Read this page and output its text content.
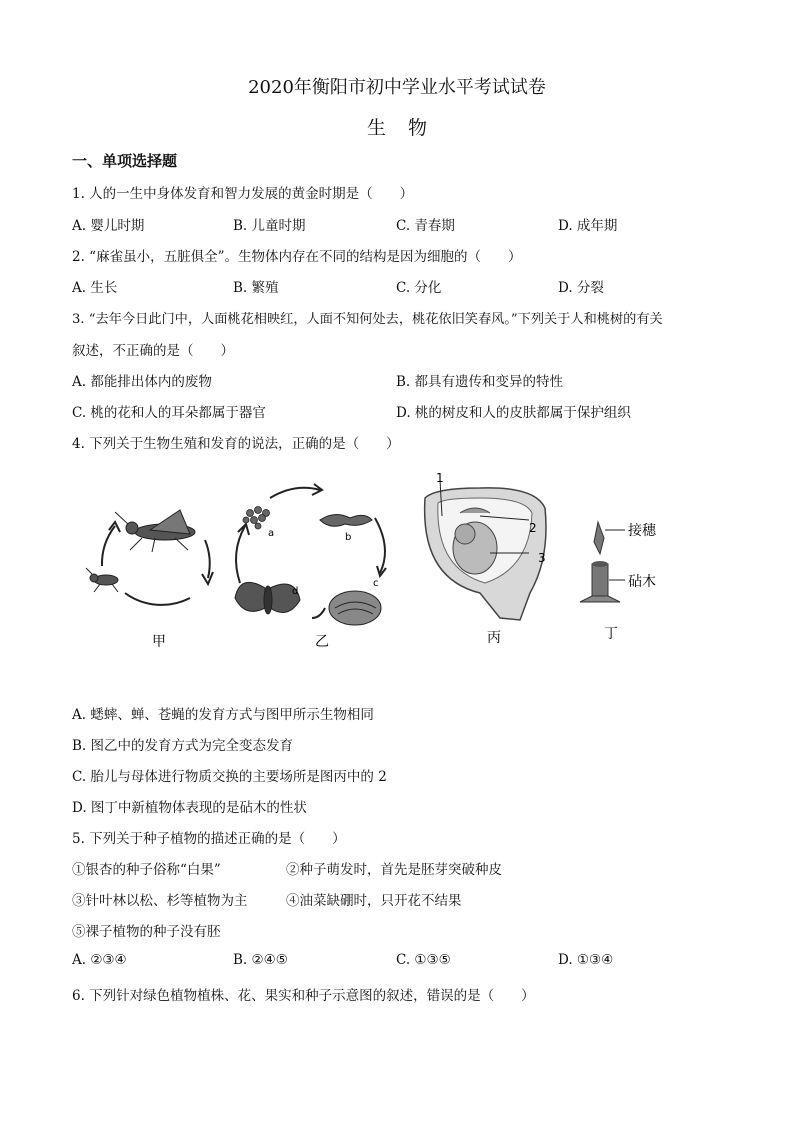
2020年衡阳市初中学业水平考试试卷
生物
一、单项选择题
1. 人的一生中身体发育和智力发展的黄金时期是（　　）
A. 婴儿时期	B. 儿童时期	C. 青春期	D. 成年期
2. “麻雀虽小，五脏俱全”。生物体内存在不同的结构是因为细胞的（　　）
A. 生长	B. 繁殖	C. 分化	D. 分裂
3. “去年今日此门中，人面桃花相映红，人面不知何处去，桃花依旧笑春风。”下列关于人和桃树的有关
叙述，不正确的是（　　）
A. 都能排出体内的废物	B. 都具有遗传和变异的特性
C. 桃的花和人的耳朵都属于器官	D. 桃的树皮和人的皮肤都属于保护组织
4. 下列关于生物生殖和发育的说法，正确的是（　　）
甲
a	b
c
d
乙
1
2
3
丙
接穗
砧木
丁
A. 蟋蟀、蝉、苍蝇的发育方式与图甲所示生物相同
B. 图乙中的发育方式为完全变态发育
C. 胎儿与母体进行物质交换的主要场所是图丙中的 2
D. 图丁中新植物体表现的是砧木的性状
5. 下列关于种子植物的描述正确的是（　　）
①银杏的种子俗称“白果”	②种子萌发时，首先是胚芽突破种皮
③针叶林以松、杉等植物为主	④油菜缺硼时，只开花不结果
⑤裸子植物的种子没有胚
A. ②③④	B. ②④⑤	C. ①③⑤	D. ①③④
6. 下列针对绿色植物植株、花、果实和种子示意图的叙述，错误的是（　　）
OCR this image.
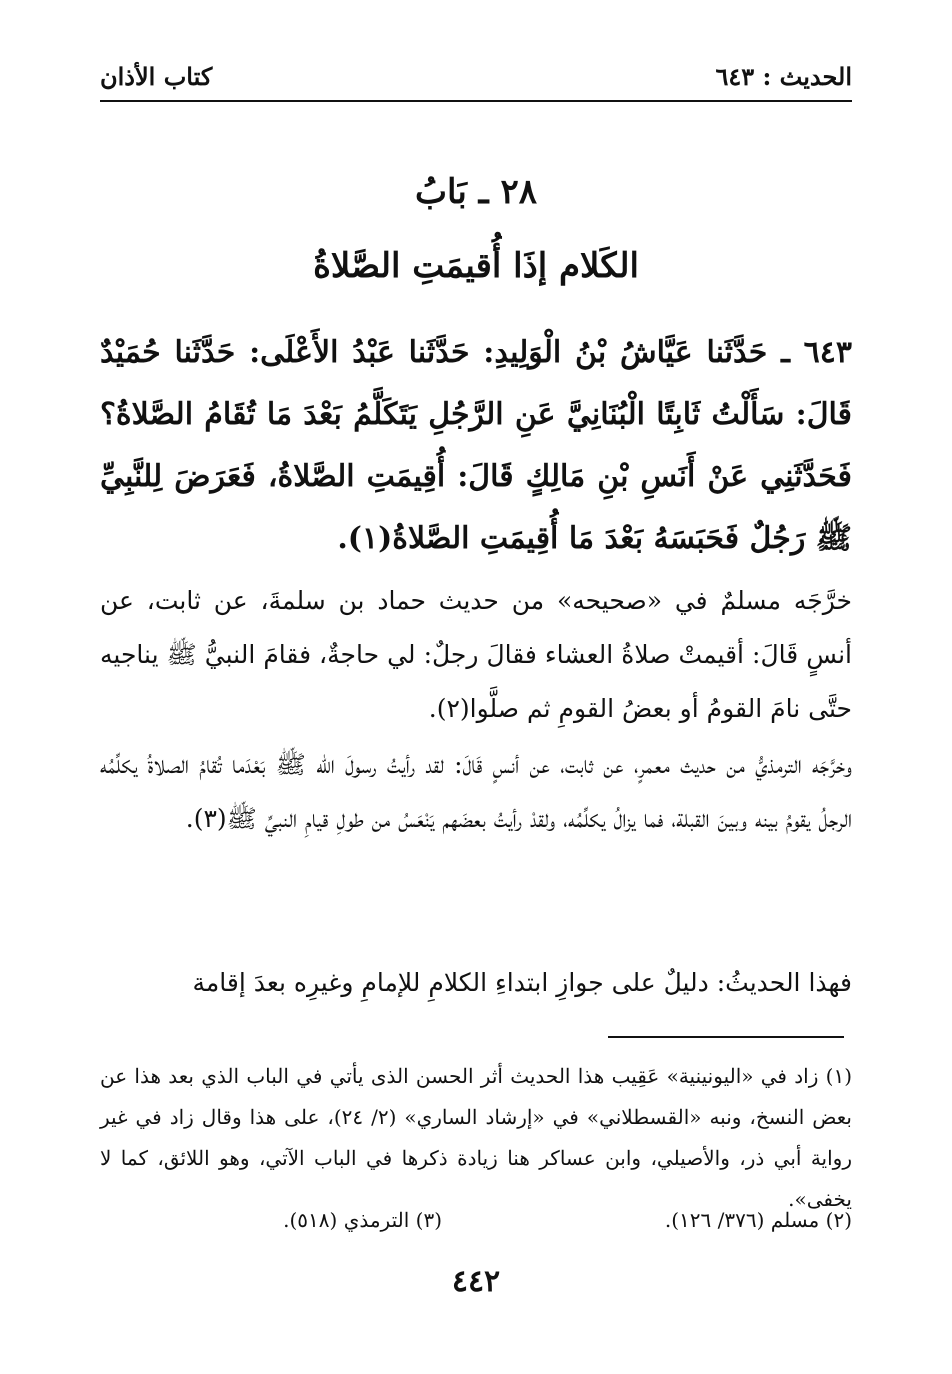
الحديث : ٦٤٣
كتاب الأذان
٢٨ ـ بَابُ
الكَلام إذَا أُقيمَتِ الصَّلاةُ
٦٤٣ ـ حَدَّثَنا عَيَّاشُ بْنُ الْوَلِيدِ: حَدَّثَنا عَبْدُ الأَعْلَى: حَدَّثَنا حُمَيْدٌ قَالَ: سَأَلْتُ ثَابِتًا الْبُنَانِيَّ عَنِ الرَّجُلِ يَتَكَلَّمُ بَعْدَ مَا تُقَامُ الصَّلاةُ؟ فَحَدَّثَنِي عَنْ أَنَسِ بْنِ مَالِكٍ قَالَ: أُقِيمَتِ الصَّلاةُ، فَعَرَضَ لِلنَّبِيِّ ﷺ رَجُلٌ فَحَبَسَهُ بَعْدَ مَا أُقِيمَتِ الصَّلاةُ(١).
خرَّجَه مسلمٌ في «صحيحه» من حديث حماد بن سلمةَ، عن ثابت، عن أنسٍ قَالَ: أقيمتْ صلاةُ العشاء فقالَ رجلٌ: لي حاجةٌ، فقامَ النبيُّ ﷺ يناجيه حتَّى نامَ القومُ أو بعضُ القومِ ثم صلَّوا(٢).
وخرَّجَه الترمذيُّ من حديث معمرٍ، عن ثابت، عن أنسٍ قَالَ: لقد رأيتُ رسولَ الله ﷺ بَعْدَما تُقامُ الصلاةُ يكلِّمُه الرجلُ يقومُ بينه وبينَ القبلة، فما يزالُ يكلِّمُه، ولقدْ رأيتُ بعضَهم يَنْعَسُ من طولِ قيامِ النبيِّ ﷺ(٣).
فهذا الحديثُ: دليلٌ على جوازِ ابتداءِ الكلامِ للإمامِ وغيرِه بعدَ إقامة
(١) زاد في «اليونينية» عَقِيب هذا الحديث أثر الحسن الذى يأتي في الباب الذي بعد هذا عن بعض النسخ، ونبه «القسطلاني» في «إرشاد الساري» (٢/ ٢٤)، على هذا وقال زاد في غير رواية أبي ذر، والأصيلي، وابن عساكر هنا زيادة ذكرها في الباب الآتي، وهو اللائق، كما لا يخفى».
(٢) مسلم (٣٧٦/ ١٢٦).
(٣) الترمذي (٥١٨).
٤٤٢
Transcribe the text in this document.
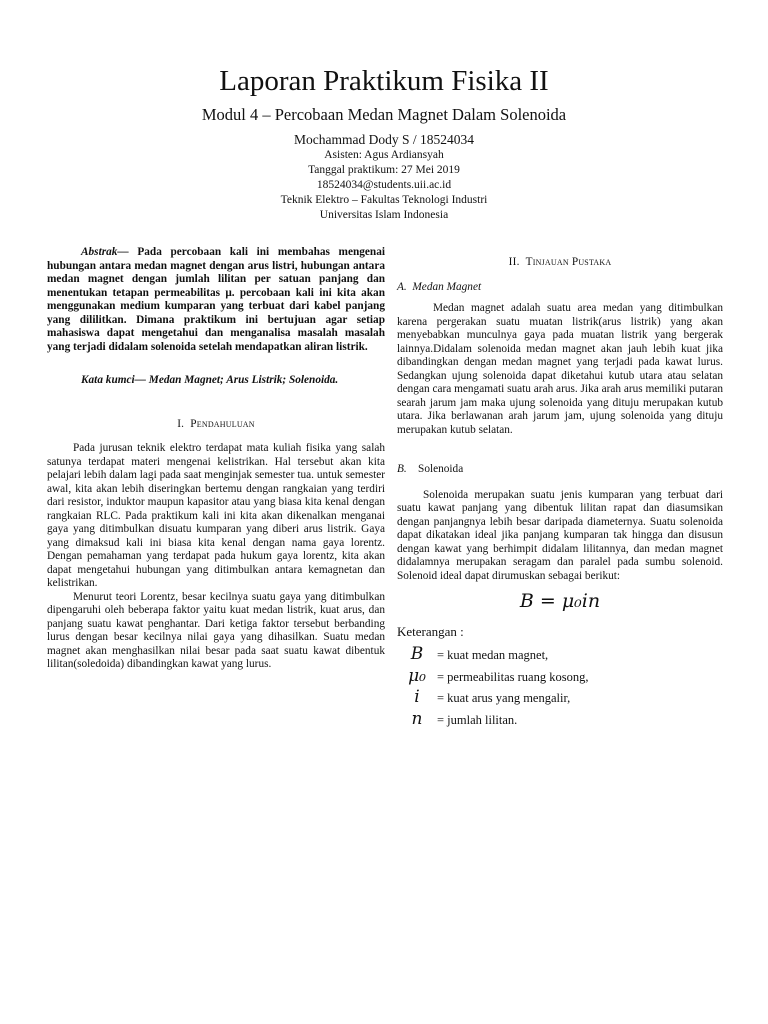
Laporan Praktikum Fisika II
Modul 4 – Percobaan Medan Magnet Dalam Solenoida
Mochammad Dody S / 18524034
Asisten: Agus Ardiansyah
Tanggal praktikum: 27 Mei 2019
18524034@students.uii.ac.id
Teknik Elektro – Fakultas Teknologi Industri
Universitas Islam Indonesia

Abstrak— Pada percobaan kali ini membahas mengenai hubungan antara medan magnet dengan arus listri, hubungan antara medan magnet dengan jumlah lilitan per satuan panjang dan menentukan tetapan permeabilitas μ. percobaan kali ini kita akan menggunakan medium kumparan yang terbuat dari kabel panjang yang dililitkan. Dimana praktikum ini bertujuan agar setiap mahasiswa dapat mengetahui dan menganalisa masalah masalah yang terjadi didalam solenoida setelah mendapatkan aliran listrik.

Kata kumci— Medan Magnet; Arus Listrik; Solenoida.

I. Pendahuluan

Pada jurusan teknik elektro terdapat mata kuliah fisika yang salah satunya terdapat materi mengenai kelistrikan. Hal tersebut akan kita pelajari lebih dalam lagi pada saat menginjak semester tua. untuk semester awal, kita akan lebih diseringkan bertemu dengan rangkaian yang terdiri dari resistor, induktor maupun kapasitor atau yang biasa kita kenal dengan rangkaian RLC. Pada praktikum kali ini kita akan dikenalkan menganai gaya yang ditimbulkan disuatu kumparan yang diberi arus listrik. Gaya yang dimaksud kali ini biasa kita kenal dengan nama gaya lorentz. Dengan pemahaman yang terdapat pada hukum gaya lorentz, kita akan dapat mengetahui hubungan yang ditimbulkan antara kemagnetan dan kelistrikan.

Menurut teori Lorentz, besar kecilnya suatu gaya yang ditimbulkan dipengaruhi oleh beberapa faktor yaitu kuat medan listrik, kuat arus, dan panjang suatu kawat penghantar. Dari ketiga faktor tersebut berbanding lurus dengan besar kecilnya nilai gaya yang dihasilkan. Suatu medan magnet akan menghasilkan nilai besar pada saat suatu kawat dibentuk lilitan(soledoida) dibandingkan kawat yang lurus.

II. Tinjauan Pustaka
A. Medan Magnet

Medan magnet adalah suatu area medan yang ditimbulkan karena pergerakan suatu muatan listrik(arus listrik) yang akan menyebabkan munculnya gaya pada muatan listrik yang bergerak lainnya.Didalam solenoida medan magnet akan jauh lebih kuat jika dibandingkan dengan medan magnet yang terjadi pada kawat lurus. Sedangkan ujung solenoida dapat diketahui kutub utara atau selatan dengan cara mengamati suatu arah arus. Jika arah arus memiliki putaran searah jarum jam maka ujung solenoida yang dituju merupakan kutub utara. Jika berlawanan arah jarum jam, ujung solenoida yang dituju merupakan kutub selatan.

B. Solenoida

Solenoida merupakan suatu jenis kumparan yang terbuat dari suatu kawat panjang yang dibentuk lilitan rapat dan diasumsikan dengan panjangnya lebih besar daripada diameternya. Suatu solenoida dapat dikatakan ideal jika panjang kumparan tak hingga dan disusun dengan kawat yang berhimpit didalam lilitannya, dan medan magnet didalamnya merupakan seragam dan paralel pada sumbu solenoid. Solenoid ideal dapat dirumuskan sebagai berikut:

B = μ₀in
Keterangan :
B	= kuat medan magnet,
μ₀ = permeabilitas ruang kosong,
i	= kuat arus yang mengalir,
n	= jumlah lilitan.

· · ·

• [What to do]
Leaving all pictures aside, quote each record exactly.

• [Reply to the task]
Read this page and output its text content.
2020年衡阳市初中学业水平考试试卷
生物
一、单项选择题
1. 人的一生中身体发育和智力发展的黄金时期是（　　）
A. 婴儿时期	B. 儿童时期	C. 青春期	D. 成年期
2. “麻雀虽小，五脏俱全”。生物体内存在不同的结构是因为细胞的（　　）
A. 生长	B. 繁殖	C. 分化	D. 分裂
3. “去年今日此门中，人面桃花相映红，人面不知何处去，桃花依旧笑春风。”下列关于人和桃树的有关
叙述，不正确的是（　　）
A. 都能排出体内的废物	B. 都具有遗传和变异的特性
C. 桃的花和人的耳朵都属于器官	D. 桃的树皮和人的皮肤都属于保护组织
4. 下列关于生物生殖和发育的说法，正确的是（　　）
甲
a	b
c
d
乙
1
2
3
丙
接穗
砧木
丁
A. 蟋蟀、蝉、苍蝇的发育方式与图甲所示生物相同
B. 图乙中的发育方式为完全变态发育
C. 胎儿与母体进行物质交换的主要场所是图丙中的 2
D. 图丁中新植物体表现的是砧木的性状
5. 下列关于种子植物的描述正确的是（　　）
①银杏的种子俗称“白果”	②种子萌发时，首先是胚芽突破种皮
③针叶林以松、杉等植物为主	④油菜缺硼时，只开花不结果
⑤裸子植物的种子没有胚
A. ②③④	B. ②④⑤	C. ①③⑤	D. ①③④
6. 下列针对绿色植物植株、花、果实和种子示意图的叙述，错误的是（　　）
OCR this image.
الحديث : ٦٤٣
كتاب الأذان
٢٨ ـ بَابُ
الكَلام إذَا أُقيمَتِ الصَّلاةُ
٦٤٣ ـ حَدَّثَنا عَيَّاشُ بْنُ الْوَلِيدِ: حَدَّثَنا عَبْدُ الأَعْلَى: حَدَّثَنا حُمَيْدٌ قَالَ: سَأَلْتُ ثَابِتًا الْبُنَانِيَّ عَنِ الرَّجُلِ يَتَكَلَّمُ بَعْدَ مَا تُقَامُ الصَّلاةُ؟ فَحَدَّثَنِي عَنْ أَنَسِ بْنِ مَالِكٍ قَالَ: أُقِيمَتِ الصَّلاةُ، فَعَرَضَ لِلنَّبِيِّ ﷺ رَجُلٌ فَحَبَسَهُ بَعْدَ مَا أُقِيمَتِ الصَّلاةُ(١).
خرَّجَه مسلمٌ في «صحيحه» من حديث حماد بن سلمةَ، عن ثابت، عن أنسٍ قَالَ: أقيمتْ صلاةُ العشاء فقالَ رجلٌ: لي حاجةٌ، فقامَ النبيُّ ﷺ يناجيه حتَّى نامَ القومُ أو بعضُ القومِ ثم صلَّوا(٢).
وخرَّجَه الترمذيُّ من حديث معمرٍ، عن ثابت، عن أنسٍ قَالَ: لقد رأيتُ رسولَ الله ﷺ بَعْدَما تُقامُ الصلاةُ يكلِّمُه الرجلُ يقومُ بينه وبينَ القبلة، فما يزالُ يكلِّمُه، ولقدْ رأيتُ بعضَهم يَنْعَسُ من طولِ قيامِ النبيِّ ﷺ(٣).
فهذا الحديثُ: دليلٌ على جوازِ ابتداءِ الكلامِ للإمامِ وغيرِه بعدَ إقامة
(١) زاد في «اليونينية» عَقِيب هذا الحديث أثر الحسن الذى يأتي في الباب الذي بعد هذا عن بعض النسخ، ونبه «القسطلاني» في «إرشاد الساري» (٢/ ٢٤)، على هذا وقال زاد في غير رواية أبي ذر، والأصيلي، وابن عساكر هنا زيادة ذكرها في الباب الآتي، وهو اللائق، كما لا يخفى».
(٢) مسلم (٣٧٦/ ١٢٦).
(٣) الترمذي (٥١٨).
٤٤٢
Transcribe the text in this document.
Laporan Praktikum Fisika II
Modul 4 – Percobaan Medan Magnet Dalam Solenoida
Mochammad Dody S / 18524034
Asisten: Agus Ardiansyah
Tanggal praktikum: 27 Mei 2019
18524034@students.uii.ac.id
Teknik Elektro – Fakultas Teknologi Industri
Universitas Islam Indonesia

Abstrak— Pada percobaan kali ini membahas mengenai hubungan antara medan magnet dengan arus listri, hubungan antara medan magnet dengan jumlah lilitan per satuan panjang dan menentukan tetapan permeabilitas μ. percobaan kali ini kita akan menggunakan medium kumparan yang terbuat dari kabel panjang yang dililitkan. Dimana praktikum ini bertujuan agar setiap mahasiswa dapat mengetahui dan menganalisa masalah masalah yang terjadi didalam solenoida setelah mendapatkan aliran listrik.

Kata kumci— Medan Magnet; Arus Listrik; Solenoida.

I. Pendahuluan

Pada jurusan teknik elektro terdapat mata kuliah fisika yang salah satunya terdapat materi mengenai kelistrikan. Hal tersebut akan kita pelajari lebih dalam lagi pada saat menginjak semester tua. untuk semester awal, kita akan lebih diseringkan bertemu dengan rangkaian yang terdiri dari resistor, induktor maupun kapasitor atau yang biasa kita kenal dengan rangkaian RLC. Pada praktikum kali ini kita akan dikenalkan menganai gaya yang ditimbulkan disuatu kumparan yang diberi arus listrik. Gaya yang dimaksud kali ini biasa kita kenal dengan nama gaya lorentz. Dengan pemahaman yang terdapat pada hukum gaya lorentz, kita akan dapat mengetahui hubungan yang ditimbulkan antara kemagnetan dan kelistrikan.

Menurut teori Lorentz, besar kecilnya suatu gaya yang ditimbulkan dipengaruhi oleh beberapa faktor yaitu kuat medan listrik, kuat arus, dan panjang suatu kawat penghantar. Dari ketiga faktor tersebut berbanding lurus dengan besar kecilnya nilai gaya yang dihasilkan. Suatu medan magnet akan menghasilkan nilai besar pada saat suatu kawat dibentuk lilitan(soledoida) dibandingkan kawat yang lurus.

II. Tinjauan Pustaka
A. Medan Magnet

Medan magnet adalah suatu area medan yang ditimbulkan karena pergerakan suatu muatan listrik(arus listrik) yang akan menyebabkan munculnya gaya pada muatan listrik yang bergerak lainnya.Didalam solenoida medan magnet akan jauh lebih kuat jika dibandingkan dengan medan magnet yang terjadi pada kawat lurus. Sedangkan ujung solenoida dapat diketahui kutub utara atau selatan dengan cara mengamati suatu arah arus. Jika arah arus memiliki putaran searah jarum jam maka ujung solenoida yang dituju merupakan kutub utara. Jika berlawanan arah jarum jam, ujung solenoida yang dituju merupakan kutub selatan.

B. Solenoida

Solenoida merupakan suatu jenis kumparan yang terbuat dari suatu kawat panjang yang dibentuk lilitan rapat dan diasumsikan dengan panjangnya lebih besar daripada diameternya. Suatu solenoida dapat dikatakan ideal jika panjang kumparan tak hingga dan disusun dengan kawat yang berhimpit didalam lilitannya, dan medan magnet didalamnya merupakan seragam dan paralel pada sumbu solenoid. Solenoid ideal dapat dirumuskan sebagai berikut:

B = μ₀in
Keterangan :
B	= kuat medan magnet,
μ₀ = permeabilitas ruang kosong,
i	= kuat arus yang mengalir,
n	= jumlah lilitan.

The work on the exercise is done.